[AIM OF THE EXERCISE] Copy every entry word for word. Skip the pictures.

[PROVIDED INFORMATION]
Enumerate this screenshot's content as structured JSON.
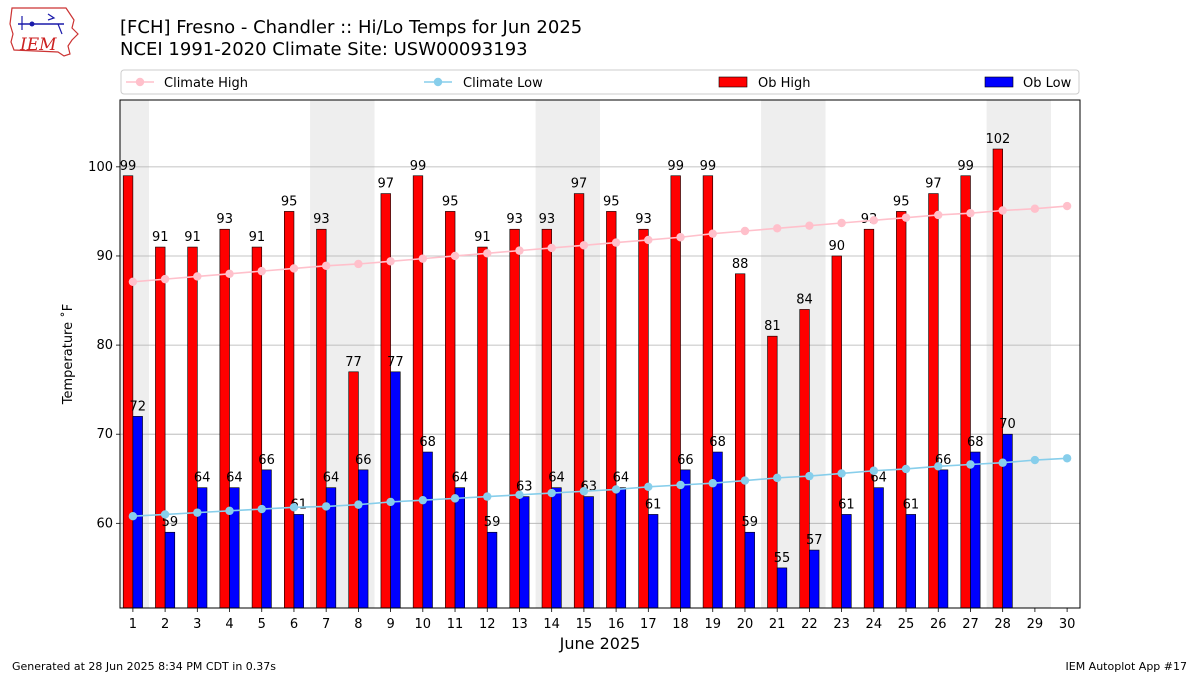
{
  "header": {
    "title_line1": "[FCH] Fresno - Chandler :: Hi/Lo Temps for Jun 2025",
    "title_line2": "NCEI 1991-2020 Climate Site: USW00093193",
    "logo_text": "IEM"
  },
  "footer": {
    "generated": "Generated at 28 Jun 2025 8:34 PM CDT in 0.37s",
    "app": "IEM Autoplot App #17"
  },
  "colors": {
    "ob_high": "#ff0000",
    "ob_low": "#0000ff",
    "climate_high": "#ffc0cb",
    "climate_low": "#87ceeb",
    "weekend_shade": "#eeeeee",
    "grid": "#b0b0b0"
  },
  "chart_data": {
    "type": "bar",
    "xlabel": "June 2025",
    "ylabel": "Temperature ˚F",
    "ylim": [
      50.5,
      107.5
    ],
    "yticks": [
      60,
      70,
      80,
      90,
      100
    ],
    "grid": "horizontal",
    "legend_position": "top",
    "categories": [
      "1",
      "2",
      "3",
      "4",
      "5",
      "6",
      "7",
      "8",
      "9",
      "10",
      "11",
      "12",
      "13",
      "14",
      "15",
      "16",
      "17",
      "18",
      "19",
      "20",
      "21",
      "22",
      "23",
      "24",
      "25",
      "26",
      "27",
      "28",
      "29",
      "30"
    ],
    "shaded_days": [
      [
        1,
        1
      ],
      [
        7,
        8
      ],
      [
        14,
        15
      ],
      [
        21,
        22
      ],
      [
        28,
        29
      ]
    ],
    "series": [
      {
        "name": "Ob High",
        "kind": "bar",
        "values": [
          99,
          91,
          91,
          93,
          91,
          95,
          93,
          77,
          97,
          99,
          95,
          91,
          93,
          93,
          97,
          95,
          93,
          99,
          99,
          88,
          81,
          84,
          90,
          93,
          95,
          97,
          99,
          102,
          null,
          null
        ]
      },
      {
        "name": "Ob Low",
        "kind": "bar",
        "values": [
          72,
          59,
          64,
          64,
          66,
          61,
          64,
          66,
          77,
          68,
          64,
          59,
          63,
          64,
          63,
          64,
          61,
          66,
          68,
          59,
          55,
          57,
          61,
          64,
          61,
          66,
          68,
          70,
          null,
          null
        ]
      },
      {
        "name": "Climate High",
        "kind": "line",
        "values": [
          87.1,
          87.4,
          87.7,
          88.0,
          88.3,
          88.6,
          88.9,
          89.1,
          89.4,
          89.7,
          90.0,
          90.3,
          90.6,
          90.9,
          91.2,
          91.5,
          91.8,
          92.1,
          92.5,
          92.8,
          93.1,
          93.4,
          93.7,
          94.0,
          94.3,
          94.6,
          94.8,
          95.1,
          95.3,
          95.6
        ]
      },
      {
        "name": "Climate Low",
        "kind": "line",
        "values": [
          60.8,
          61.0,
          61.2,
          61.4,
          61.6,
          61.8,
          61.9,
          62.1,
          62.4,
          62.6,
          62.8,
          63.0,
          63.2,
          63.4,
          63.6,
          63.8,
          64.1,
          64.3,
          64.5,
          64.8,
          65.1,
          65.3,
          65.6,
          65.9,
          66.1,
          66.4,
          66.6,
          66.8,
          67.1,
          67.3
        ]
      }
    ]
  }
}
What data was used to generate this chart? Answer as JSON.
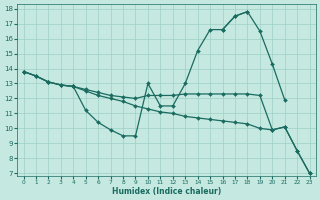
{
  "xlabel": "Humidex (Indice chaleur)",
  "bg_color": "#c5e8e0",
  "grid_color": "#9ecfc5",
  "line_color": "#1a6b60",
  "xlim": [
    -0.5,
    23.5
  ],
  "ylim": [
    6.8,
    18.3
  ],
  "xticks": [
    0,
    1,
    2,
    3,
    4,
    5,
    6,
    7,
    8,
    9,
    10,
    11,
    12,
    13,
    14,
    15,
    16,
    17,
    18,
    19,
    20,
    21,
    22,
    23
  ],
  "yticks": [
    7,
    8,
    9,
    10,
    11,
    12,
    13,
    14,
    15,
    16,
    17,
    18
  ],
  "line1_x": [
    0,
    1,
    2,
    3,
    4,
    5,
    6,
    7,
    8,
    9,
    10,
    11,
    12,
    13,
    14,
    15,
    16,
    17,
    18
  ],
  "line1_y": [
    13.8,
    13.5,
    13.1,
    12.9,
    12.8,
    11.2,
    10.4,
    9.9,
    9.5,
    9.5,
    13.0,
    11.5,
    11.5,
    13.0,
    15.2,
    16.6,
    16.6,
    17.5,
    17.8
  ],
  "line2_x": [
    0,
    1,
    2,
    3,
    4,
    5,
    6,
    7,
    8,
    9,
    10,
    11,
    12,
    13,
    14,
    15,
    16,
    17,
    18,
    19,
    20,
    21,
    22,
    23
  ],
  "line2_y": [
    13.8,
    13.5,
    13.1,
    12.9,
    12.8,
    12.6,
    12.4,
    12.2,
    12.1,
    12.0,
    12.2,
    12.2,
    12.2,
    12.3,
    12.3,
    12.3,
    12.3,
    12.3,
    12.3,
    12.2,
    9.9,
    10.1,
    8.5,
    7.0
  ],
  "line3_x": [
    0,
    1,
    2,
    3,
    4,
    5,
    6,
    7,
    8,
    9,
    10,
    11,
    12,
    13,
    14,
    15,
    16,
    17,
    18,
    19,
    20,
    21,
    22,
    23
  ],
  "line3_y": [
    13.8,
    13.5,
    13.1,
    12.9,
    12.8,
    12.5,
    12.2,
    12.0,
    11.8,
    11.5,
    11.3,
    11.1,
    11.0,
    10.8,
    10.7,
    10.6,
    10.5,
    10.4,
    10.3,
    10.0,
    9.9,
    10.1,
    8.5,
    7.0
  ],
  "line4_x": [
    16,
    17,
    18,
    19,
    20,
    21,
    22,
    23
  ],
  "line4_y": [
    16.6,
    17.5,
    17.8,
    16.5,
    14.3,
    11.9,
    null,
    null
  ]
}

[WRITTEN RESPONSE]
Enumerate this screenshot's content as structured JSON.
{
  "header": {
    "title_line1": "[FCH] Fresno - Chandler :: Hi/Lo Temps for Jun 2025",
    "title_line2": "NCEI 1991-2020 Climate Site: USW00093193",
    "logo_text": "IEM"
  },
  "footer": {
    "generated": "Generated at 28 Jun 2025 8:34 PM CDT in 0.37s",
    "app": "IEM Autoplot App #17"
  },
  "colors": {
    "ob_high": "#ff0000",
    "ob_low": "#0000ff",
    "climate_high": "#ffc0cb",
    "climate_low": "#87ceeb",
    "weekend_shade": "#eeeeee",
    "grid": "#b0b0b0"
  },
  "chart_data": {
    "type": "bar",
    "xlabel": "June 2025",
    "ylabel": "Temperature ˚F",
    "ylim": [
      50.5,
      107.5
    ],
    "yticks": [
      60,
      70,
      80,
      90,
      100
    ],
    "grid": "horizontal",
    "legend_position": "top",
    "categories": [
      "1",
      "2",
      "3",
      "4",
      "5",
      "6",
      "7",
      "8",
      "9",
      "10",
      "11",
      "12",
      "13",
      "14",
      "15",
      "16",
      "17",
      "18",
      "19",
      "20",
      "21",
      "22",
      "23",
      "24",
      "25",
      "26",
      "27",
      "28",
      "29",
      "30"
    ],
    "shaded_days": [
      [
        1,
        1
      ],
      [
        7,
        8
      ],
      [
        14,
        15
      ],
      [
        21,
        22
      ],
      [
        28,
        29
      ]
    ],
    "series": [
      {
        "name": "Ob High",
        "kind": "bar",
        "values": [
          99,
          91,
          91,
          93,
          91,
          95,
          93,
          77,
          97,
          99,
          95,
          91,
          93,
          93,
          97,
          95,
          93,
          99,
          99,
          88,
          81,
          84,
          90,
          93,
          95,
          97,
          99,
          102,
          null,
          null
        ]
      },
      {
        "name": "Ob Low",
        "kind": "bar",
        "values": [
          72,
          59,
          64,
          64,
          66,
          61,
          64,
          66,
          77,
          68,
          64,
          59,
          63,
          64,
          63,
          64,
          61,
          66,
          68,
          59,
          55,
          57,
          61,
          64,
          61,
          66,
          68,
          70,
          null,
          null
        ]
      },
      {
        "name": "Climate High",
        "kind": "line",
        "values": [
          87.1,
          87.4,
          87.7,
          88.0,
          88.3,
          88.6,
          88.9,
          89.1,
          89.4,
          89.7,
          90.0,
          90.3,
          90.6,
          90.9,
          91.2,
          91.5,
          91.8,
          92.1,
          92.5,
          92.8,
          93.1,
          93.4,
          93.7,
          94.0,
          94.3,
          94.6,
          94.8,
          95.1,
          95.3,
          95.6
        ]
      },
      {
        "name": "Climate Low",
        "kind": "line",
        "values": [
          60.8,
          61.0,
          61.2,
          61.4,
          61.6,
          61.8,
          61.9,
          62.1,
          62.4,
          62.6,
          62.8,
          63.0,
          63.2,
          63.4,
          63.6,
          63.8,
          64.1,
          64.3,
          64.5,
          64.8,
          65.1,
          65.3,
          65.6,
          65.9,
          66.1,
          66.4,
          66.6,
          66.8,
          67.1,
          67.3
        ]
      }
    ]
  }
}
What data was used to generate this chart? Answer as JSON.
{
  "xlabel": "Humidex (Indice chaleur)",
  "bg_color": "#c5e8e0",
  "grid_color": "#9ecfc5",
  "line_color": "#1a6b60",
  "xlim": [
    -0.5,
    23.5
  ],
  "ylim": [
    6.8,
    18.3
  ],
  "xticks": [
    0,
    1,
    2,
    3,
    4,
    5,
    6,
    7,
    8,
    9,
    10,
    11,
    12,
    13,
    14,
    15,
    16,
    17,
    18,
    19,
    20,
    21,
    22,
    23
  ],
  "yticks": [
    7,
    8,
    9,
    10,
    11,
    12,
    13,
    14,
    15,
    16,
    17,
    18
  ],
  "line1_x": [
    0,
    1,
    2,
    3,
    4,
    5,
    6,
    7,
    8,
    9,
    10,
    11,
    12,
    13,
    14,
    15,
    16,
    17,
    18
  ],
  "line1_y": [
    13.8,
    13.5,
    13.1,
    12.9,
    12.8,
    11.2,
    10.4,
    9.9,
    9.5,
    9.5,
    13.0,
    11.5,
    11.5,
    13.0,
    15.2,
    16.6,
    16.6,
    17.5,
    17.8
  ],
  "line2_x": [
    0,
    1,
    2,
    3,
    4,
    5,
    6,
    7,
    8,
    9,
    10,
    11,
    12,
    13,
    14,
    15,
    16,
    17,
    18,
    19,
    20,
    21,
    22,
    23
  ],
  "line2_y": [
    13.8,
    13.5,
    13.1,
    12.9,
    12.8,
    12.6,
    12.4,
    12.2,
    12.1,
    12.0,
    12.2,
    12.2,
    12.2,
    12.3,
    12.3,
    12.3,
    12.3,
    12.3,
    12.3,
    12.2,
    9.9,
    10.1,
    8.5,
    7.0
  ],
  "line3_x": [
    0,
    1,
    2,
    3,
    4,
    5,
    6,
    7,
    8,
    9,
    10,
    11,
    12,
    13,
    14,
    15,
    16,
    17,
    18,
    19,
    20,
    21,
    22,
    23
  ],
  "line3_y": [
    13.8,
    13.5,
    13.1,
    12.9,
    12.8,
    12.5,
    12.2,
    12.0,
    11.8,
    11.5,
    11.3,
    11.1,
    11.0,
    10.8,
    10.7,
    10.6,
    10.5,
    10.4,
    10.3,
    10.0,
    9.9,
    10.1,
    8.5,
    7.0
  ],
  "line4_x": [
    16,
    17,
    18,
    19,
    20,
    21,
    22,
    23
  ],
  "line4_y": [
    16.6,
    17.5,
    17.8,
    16.5,
    14.3,
    11.9,
    null,
    null
  ]
}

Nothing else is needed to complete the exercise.